TASK DETAILS
Look for the word "Help" in the entries below, then copy every line that has it.

Extracted records
'''

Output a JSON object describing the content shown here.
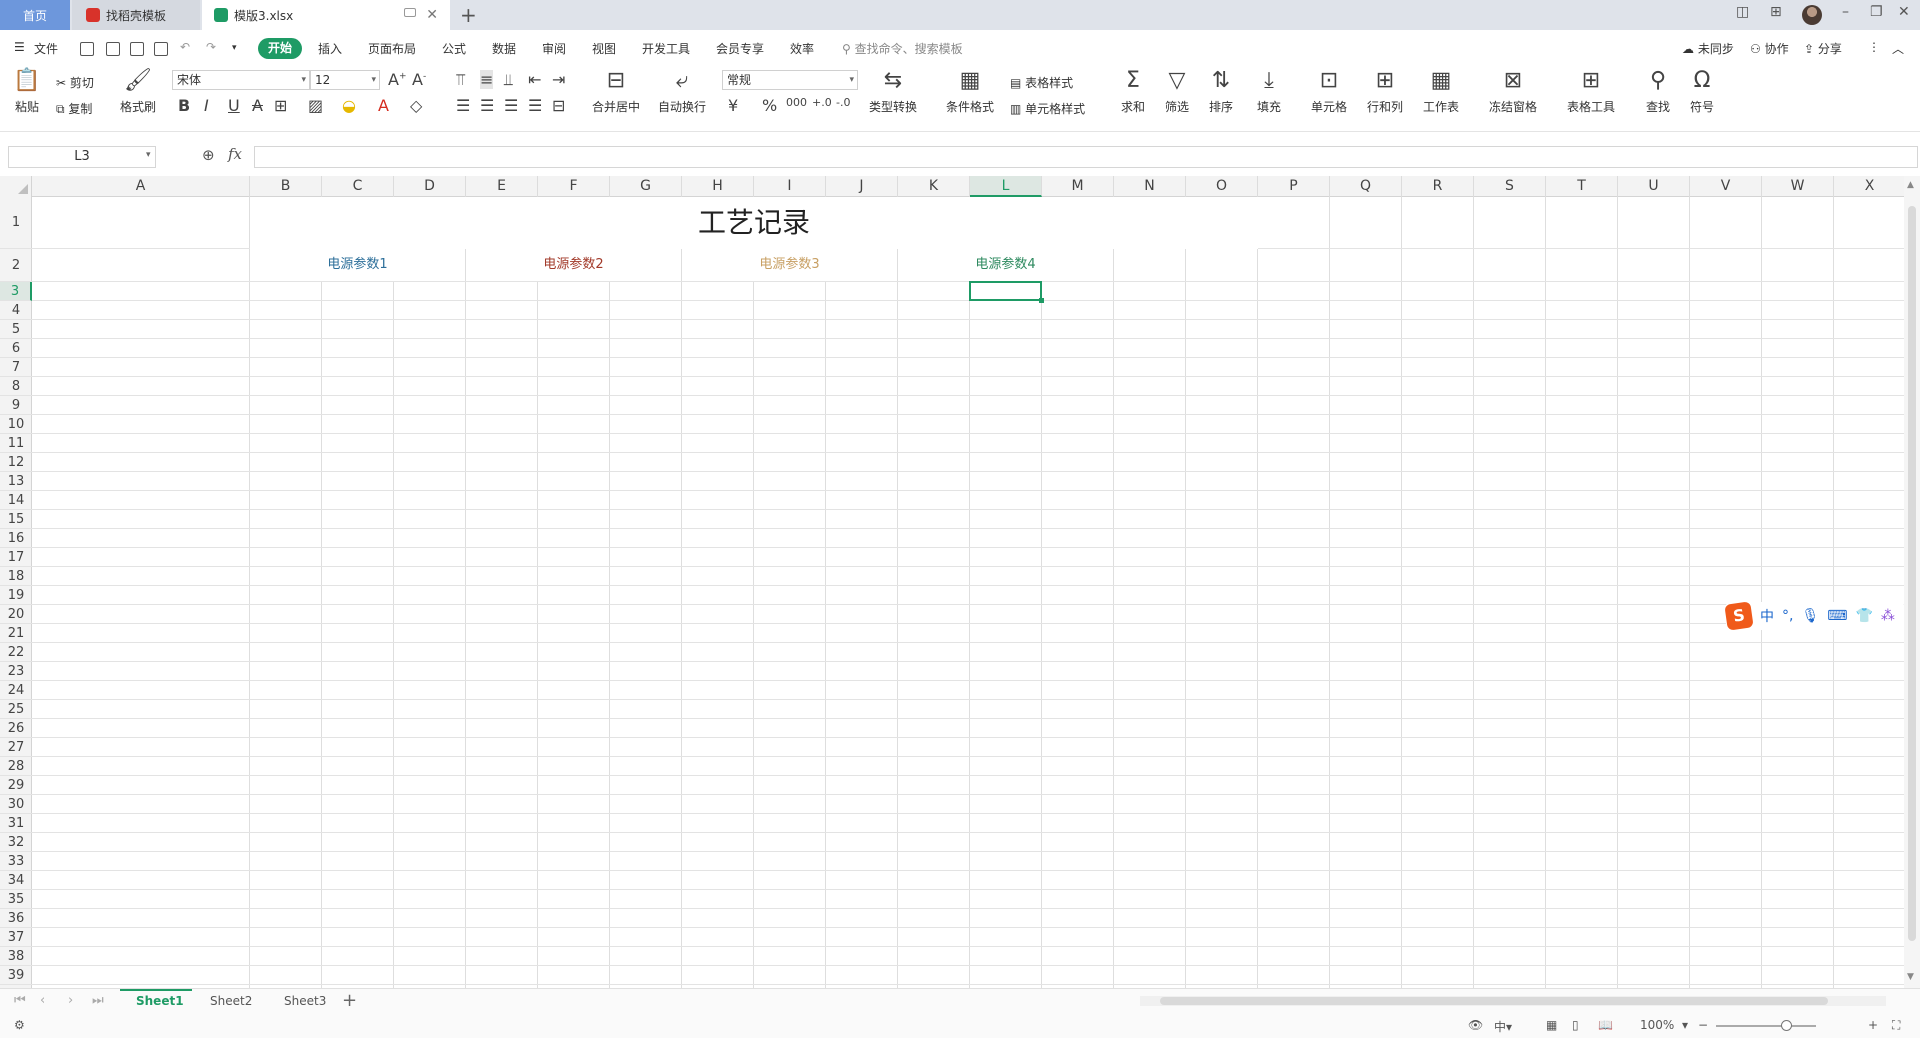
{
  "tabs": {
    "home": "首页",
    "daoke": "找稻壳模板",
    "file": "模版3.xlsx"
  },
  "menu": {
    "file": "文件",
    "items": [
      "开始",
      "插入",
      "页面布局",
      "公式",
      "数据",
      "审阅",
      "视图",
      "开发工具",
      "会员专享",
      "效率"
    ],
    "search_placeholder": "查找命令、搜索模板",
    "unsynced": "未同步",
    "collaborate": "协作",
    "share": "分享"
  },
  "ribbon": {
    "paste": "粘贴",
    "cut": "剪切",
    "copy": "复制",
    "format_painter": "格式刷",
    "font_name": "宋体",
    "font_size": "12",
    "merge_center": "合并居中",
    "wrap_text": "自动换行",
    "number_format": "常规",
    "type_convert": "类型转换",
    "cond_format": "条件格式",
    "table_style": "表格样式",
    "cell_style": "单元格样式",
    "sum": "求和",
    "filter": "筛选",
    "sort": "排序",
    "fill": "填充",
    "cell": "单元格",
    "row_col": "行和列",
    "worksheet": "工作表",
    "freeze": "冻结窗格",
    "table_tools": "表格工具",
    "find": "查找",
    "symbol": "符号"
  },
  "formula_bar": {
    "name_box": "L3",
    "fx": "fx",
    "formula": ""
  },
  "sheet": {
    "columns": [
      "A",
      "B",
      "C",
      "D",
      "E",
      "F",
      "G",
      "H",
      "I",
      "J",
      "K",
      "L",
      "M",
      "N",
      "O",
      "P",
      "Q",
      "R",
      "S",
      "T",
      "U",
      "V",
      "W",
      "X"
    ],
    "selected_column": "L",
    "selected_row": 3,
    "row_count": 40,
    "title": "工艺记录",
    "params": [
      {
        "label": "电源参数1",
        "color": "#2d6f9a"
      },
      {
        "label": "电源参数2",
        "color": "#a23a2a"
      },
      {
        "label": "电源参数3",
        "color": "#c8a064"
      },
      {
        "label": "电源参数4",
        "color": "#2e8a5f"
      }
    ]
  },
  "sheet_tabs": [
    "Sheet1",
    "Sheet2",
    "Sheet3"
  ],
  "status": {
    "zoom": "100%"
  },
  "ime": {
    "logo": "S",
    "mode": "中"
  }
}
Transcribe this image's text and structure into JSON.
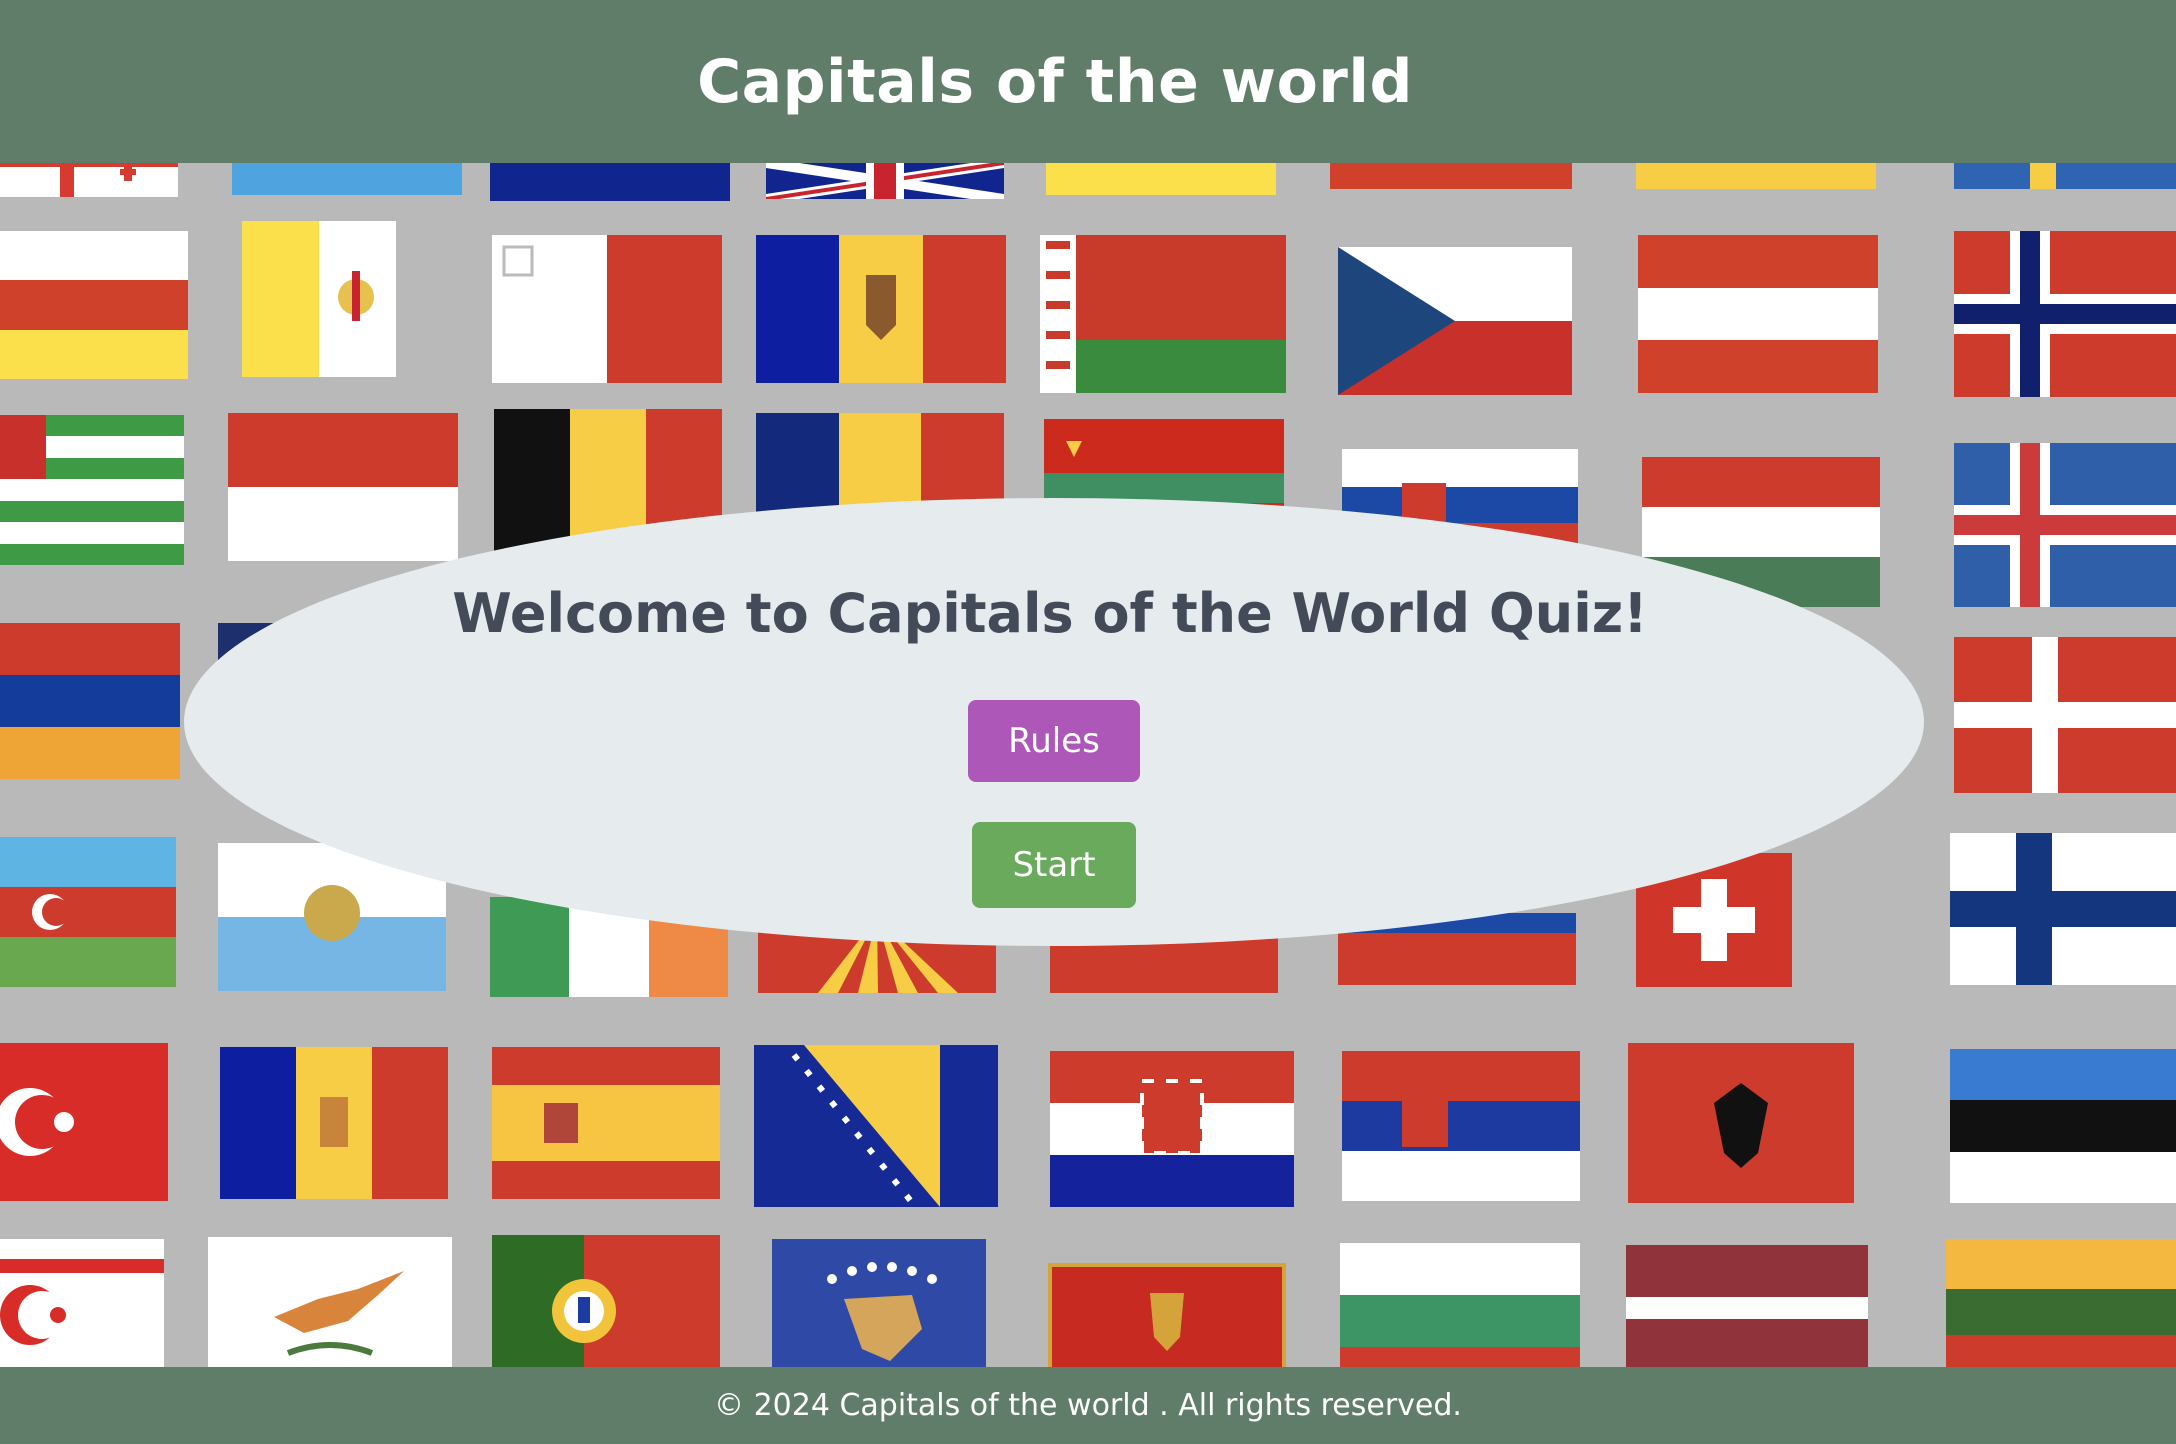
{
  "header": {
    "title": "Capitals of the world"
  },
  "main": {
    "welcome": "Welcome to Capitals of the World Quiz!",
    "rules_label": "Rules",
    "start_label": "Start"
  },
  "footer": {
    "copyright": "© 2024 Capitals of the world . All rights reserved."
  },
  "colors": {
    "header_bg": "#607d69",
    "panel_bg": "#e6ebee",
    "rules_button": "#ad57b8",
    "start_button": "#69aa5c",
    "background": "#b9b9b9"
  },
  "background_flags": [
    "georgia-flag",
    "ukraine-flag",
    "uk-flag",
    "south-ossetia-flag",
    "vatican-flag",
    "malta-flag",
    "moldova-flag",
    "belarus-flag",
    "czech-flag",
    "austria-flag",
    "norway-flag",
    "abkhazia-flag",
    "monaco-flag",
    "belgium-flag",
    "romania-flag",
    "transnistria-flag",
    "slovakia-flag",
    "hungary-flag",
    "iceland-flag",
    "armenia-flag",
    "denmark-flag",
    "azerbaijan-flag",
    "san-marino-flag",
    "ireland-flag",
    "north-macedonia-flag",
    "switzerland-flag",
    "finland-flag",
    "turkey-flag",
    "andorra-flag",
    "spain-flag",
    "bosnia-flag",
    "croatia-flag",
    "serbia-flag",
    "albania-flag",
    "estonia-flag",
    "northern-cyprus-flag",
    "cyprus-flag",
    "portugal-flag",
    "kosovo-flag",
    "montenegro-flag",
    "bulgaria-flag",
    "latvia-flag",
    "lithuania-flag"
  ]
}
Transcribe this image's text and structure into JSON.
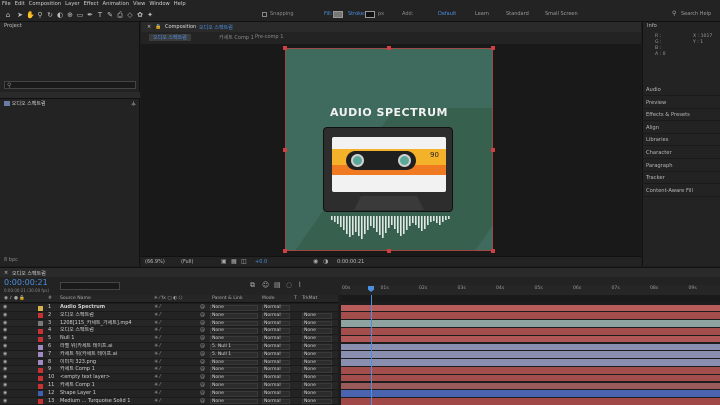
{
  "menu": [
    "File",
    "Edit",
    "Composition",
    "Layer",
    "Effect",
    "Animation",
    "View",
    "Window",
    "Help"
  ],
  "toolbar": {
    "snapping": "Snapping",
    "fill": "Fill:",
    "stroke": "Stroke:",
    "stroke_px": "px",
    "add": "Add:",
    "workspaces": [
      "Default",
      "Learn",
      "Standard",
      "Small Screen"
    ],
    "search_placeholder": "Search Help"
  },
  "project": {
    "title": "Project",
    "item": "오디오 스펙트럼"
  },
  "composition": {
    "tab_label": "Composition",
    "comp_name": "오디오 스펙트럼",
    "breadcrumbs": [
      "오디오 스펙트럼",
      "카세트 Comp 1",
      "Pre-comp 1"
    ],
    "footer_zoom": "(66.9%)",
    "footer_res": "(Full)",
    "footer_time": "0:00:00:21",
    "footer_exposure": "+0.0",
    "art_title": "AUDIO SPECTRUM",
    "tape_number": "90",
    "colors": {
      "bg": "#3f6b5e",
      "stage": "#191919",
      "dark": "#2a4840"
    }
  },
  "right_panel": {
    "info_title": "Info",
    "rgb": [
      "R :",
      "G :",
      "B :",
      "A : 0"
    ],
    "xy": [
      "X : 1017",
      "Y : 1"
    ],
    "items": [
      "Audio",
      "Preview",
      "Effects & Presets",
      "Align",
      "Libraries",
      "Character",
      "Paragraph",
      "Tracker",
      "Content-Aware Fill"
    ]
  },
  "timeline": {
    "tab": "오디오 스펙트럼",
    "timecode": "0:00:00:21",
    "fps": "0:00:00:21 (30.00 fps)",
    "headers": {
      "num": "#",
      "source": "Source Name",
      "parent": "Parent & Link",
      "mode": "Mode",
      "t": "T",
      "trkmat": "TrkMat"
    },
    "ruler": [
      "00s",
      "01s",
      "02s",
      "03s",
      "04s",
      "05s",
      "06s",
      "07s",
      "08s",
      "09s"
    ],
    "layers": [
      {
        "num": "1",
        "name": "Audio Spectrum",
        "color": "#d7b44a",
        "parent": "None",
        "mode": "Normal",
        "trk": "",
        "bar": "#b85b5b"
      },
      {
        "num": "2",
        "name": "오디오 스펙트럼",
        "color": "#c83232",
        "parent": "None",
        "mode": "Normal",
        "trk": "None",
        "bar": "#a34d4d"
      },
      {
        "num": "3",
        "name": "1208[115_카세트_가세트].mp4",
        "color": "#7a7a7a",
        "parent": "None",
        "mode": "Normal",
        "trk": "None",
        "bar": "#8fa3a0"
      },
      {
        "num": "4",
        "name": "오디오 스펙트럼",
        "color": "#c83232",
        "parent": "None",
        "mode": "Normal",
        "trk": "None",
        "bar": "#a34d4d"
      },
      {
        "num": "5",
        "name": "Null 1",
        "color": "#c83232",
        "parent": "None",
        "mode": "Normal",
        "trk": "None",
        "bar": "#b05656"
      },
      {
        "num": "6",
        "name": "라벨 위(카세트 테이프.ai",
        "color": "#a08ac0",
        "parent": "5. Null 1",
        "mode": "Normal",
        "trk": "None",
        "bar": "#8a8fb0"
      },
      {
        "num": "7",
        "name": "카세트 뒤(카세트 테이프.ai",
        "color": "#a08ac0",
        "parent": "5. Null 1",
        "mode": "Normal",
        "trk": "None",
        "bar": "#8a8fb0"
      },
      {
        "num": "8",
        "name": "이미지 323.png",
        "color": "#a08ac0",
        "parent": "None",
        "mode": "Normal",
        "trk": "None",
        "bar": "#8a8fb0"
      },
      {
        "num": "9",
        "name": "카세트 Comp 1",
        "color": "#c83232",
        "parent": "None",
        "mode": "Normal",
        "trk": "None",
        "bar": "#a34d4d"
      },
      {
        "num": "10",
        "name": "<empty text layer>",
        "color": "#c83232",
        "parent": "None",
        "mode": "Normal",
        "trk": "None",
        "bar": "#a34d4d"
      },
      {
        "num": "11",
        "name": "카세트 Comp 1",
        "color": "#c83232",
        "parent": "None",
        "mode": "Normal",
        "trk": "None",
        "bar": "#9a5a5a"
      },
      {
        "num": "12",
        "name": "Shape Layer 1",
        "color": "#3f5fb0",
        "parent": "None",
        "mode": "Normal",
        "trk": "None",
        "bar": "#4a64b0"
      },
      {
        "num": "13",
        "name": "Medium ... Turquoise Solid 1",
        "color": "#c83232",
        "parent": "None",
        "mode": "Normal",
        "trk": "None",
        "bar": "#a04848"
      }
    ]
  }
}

'''

FINAL RESULT
    "Help"
    "search_placeholder": "Search Help"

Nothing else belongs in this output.